* Written task
Write out each line from the data below that includes the word "Injection".

* Exercise materials
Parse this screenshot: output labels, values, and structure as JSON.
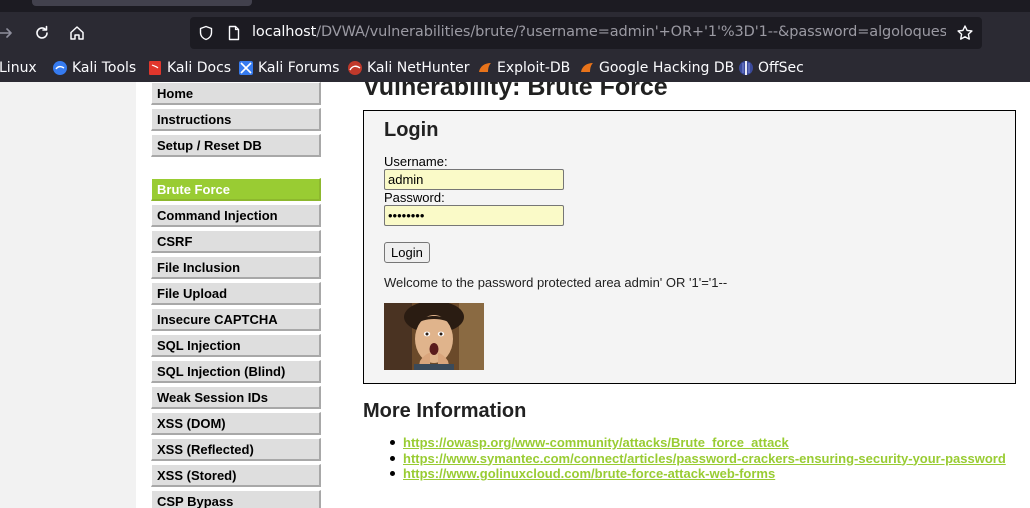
{
  "browser": {
    "url_host": "localhost",
    "url_path": "/DVWA/vulnerabilities/brute/?username=admin'+OR+'1'%3D'1--&password=algoloquesea&Login=Login#",
    "bookmarks": [
      {
        "label": "Linux",
        "icon": "kali-icon"
      },
      {
        "label": "Kali Tools",
        "icon": "kali-tools-icon"
      },
      {
        "label": "Kali Docs",
        "icon": "kali-docs-icon"
      },
      {
        "label": "Kali Forums",
        "icon": "kali-forums-icon"
      },
      {
        "label": "Kali NetHunter",
        "icon": "nethunter-icon"
      },
      {
        "label": "Exploit-DB",
        "icon": "exploit-db-icon"
      },
      {
        "label": "Google Hacking DB",
        "icon": "ghdb-icon"
      },
      {
        "label": "OffSec",
        "icon": "offsec-icon"
      }
    ]
  },
  "menu": {
    "group1": [
      "Home",
      "Instructions",
      "Setup / Reset DB"
    ],
    "group2": [
      "Brute Force",
      "Command Injection",
      "CSRF",
      "File Inclusion",
      "File Upload",
      "Insecure CAPTCHA",
      "SQL Injection",
      "SQL Injection (Blind)",
      "Weak Session IDs",
      "XSS (DOM)",
      "XSS (Reflected)",
      "XSS (Stored)",
      "CSP Bypass"
    ],
    "selected": "Brute Force"
  },
  "page": {
    "title": "Vulnerability: Brute Force",
    "login": {
      "heading": "Login",
      "username_label": "Username:",
      "username_value": "admin",
      "password_label": "Password:",
      "password_value": "••••••••",
      "button_label": "Login"
    },
    "welcome_message": "Welcome to the password protected area admin' OR '1'='1--",
    "more_info": {
      "heading": "More Information",
      "links": [
        "https://owasp.org/www-community/attacks/Brute_force_attack",
        "https://www.symantec.com/connect/articles/password-crackers-ensuring-security-your-password",
        "https://www.golinuxcloud.com/brute-force-attack-web-forms"
      ]
    }
  },
  "colors": {
    "accent": "#99cc33",
    "input_bg": "#fafac8"
  }
}
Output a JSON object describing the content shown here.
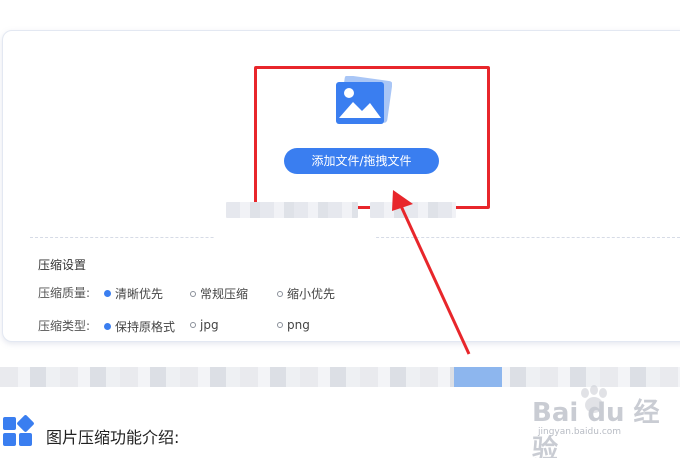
{
  "upload": {
    "button_label": "添加文件/拖拽文件"
  },
  "settings": {
    "title": "压缩设置",
    "quality": {
      "label": "压缩质量:",
      "options": [
        {
          "label": "清晰优先",
          "selected": true
        },
        {
          "label": "常规压缩",
          "selected": false
        },
        {
          "label": "缩小优先",
          "selected": false
        }
      ]
    },
    "type": {
      "label": "压缩类型:",
      "options": [
        {
          "label": "保持原格式",
          "selected": true
        },
        {
          "label": "jpg",
          "selected": false
        },
        {
          "label": "png",
          "selected": false
        }
      ]
    }
  },
  "section": {
    "title": "图片压缩功能介绍:"
  },
  "watermark": {
    "brand": "Bai du 经验",
    "url": "jingyan.baidu.com"
  },
  "colors": {
    "accent": "#3a7ef0",
    "highlight": "#e8262b"
  },
  "icons": {
    "upload": "image-icon",
    "section": "apps-grid-icon"
  }
}
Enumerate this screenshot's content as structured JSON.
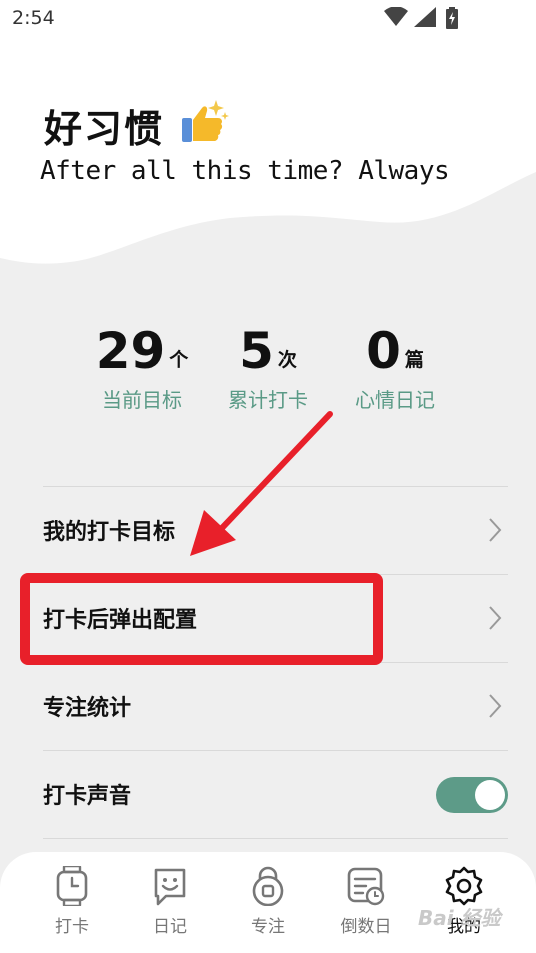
{
  "status_bar": {
    "time": "2:54"
  },
  "header": {
    "title": "好习惯",
    "subtitle": "After all this time? Always",
    "colors": {
      "accent": "#5d9b88",
      "highlight": "#e8202a"
    }
  },
  "stats": [
    {
      "value": "29",
      "unit": "个",
      "label": "当前目标"
    },
    {
      "value": "5",
      "unit": "次",
      "label": "累计打卡"
    },
    {
      "value": "0",
      "unit": "篇",
      "label": "心情日记"
    }
  ],
  "menu": [
    {
      "label": "我的打卡目标",
      "control": "chevron"
    },
    {
      "label": "打卡后弹出配置",
      "control": "chevron"
    },
    {
      "label": "专注统计",
      "control": "chevron"
    },
    {
      "label": "打卡声音",
      "control": "toggle",
      "toggle_on": true
    }
  ],
  "tab_bar": {
    "tabs": [
      {
        "label": "打卡",
        "icon": "watch-icon"
      },
      {
        "label": "日记",
        "icon": "smile-note-icon"
      },
      {
        "label": "专注",
        "icon": "lock-timer-icon"
      },
      {
        "label": "倒数日",
        "icon": "calendar-icon"
      },
      {
        "label": "我的",
        "icon": "gear-icon",
        "active": true
      }
    ]
  },
  "watermark": {
    "text": "Bai 经验"
  }
}
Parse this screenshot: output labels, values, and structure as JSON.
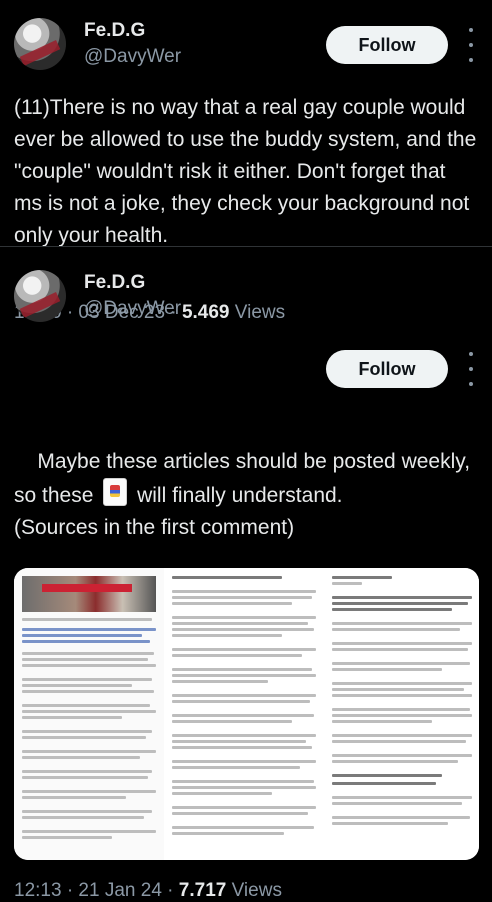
{
  "tweets": [
    {
      "display_name": "Fe.D.G",
      "handle": "@DavyWer",
      "follow_label": "Follow",
      "text": "(11)There is no way that a real gay couple would ever be allowed to use the buddy system, and the \"couple\" wouldn't risk it either. Don't forget that ms is not a joke, they check your background not only your health.",
      "time": "10:10 · 03 Dec 23 · ",
      "views_count": "5.469",
      "views_label": " Views"
    },
    {
      "display_name": "Fe.D.G",
      "handle": "@DavyWer",
      "follow_label": "Follow",
      "text_part1": "Maybe these articles should be posted weekly, so these ",
      "emoji_name": "joker-card",
      "text_part2": " will finally understand.",
      "text_part3": "(Sources in the first comment)",
      "time": "12:13 · 21 Jan 24 · ",
      "views_count": "7.717",
      "views_label": " Views"
    }
  ],
  "icons": {
    "more": "more-vertical-icon"
  },
  "colors": {
    "background": "#000000",
    "text": "#e7e9ea",
    "secondary": "#8b98a5",
    "follow_bg": "#eff3f4",
    "divider": "#2f3336"
  }
}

* Reply to the exercise
      "Command Injection",
      "SQL Injection",
      "SQL Injection (Blind)",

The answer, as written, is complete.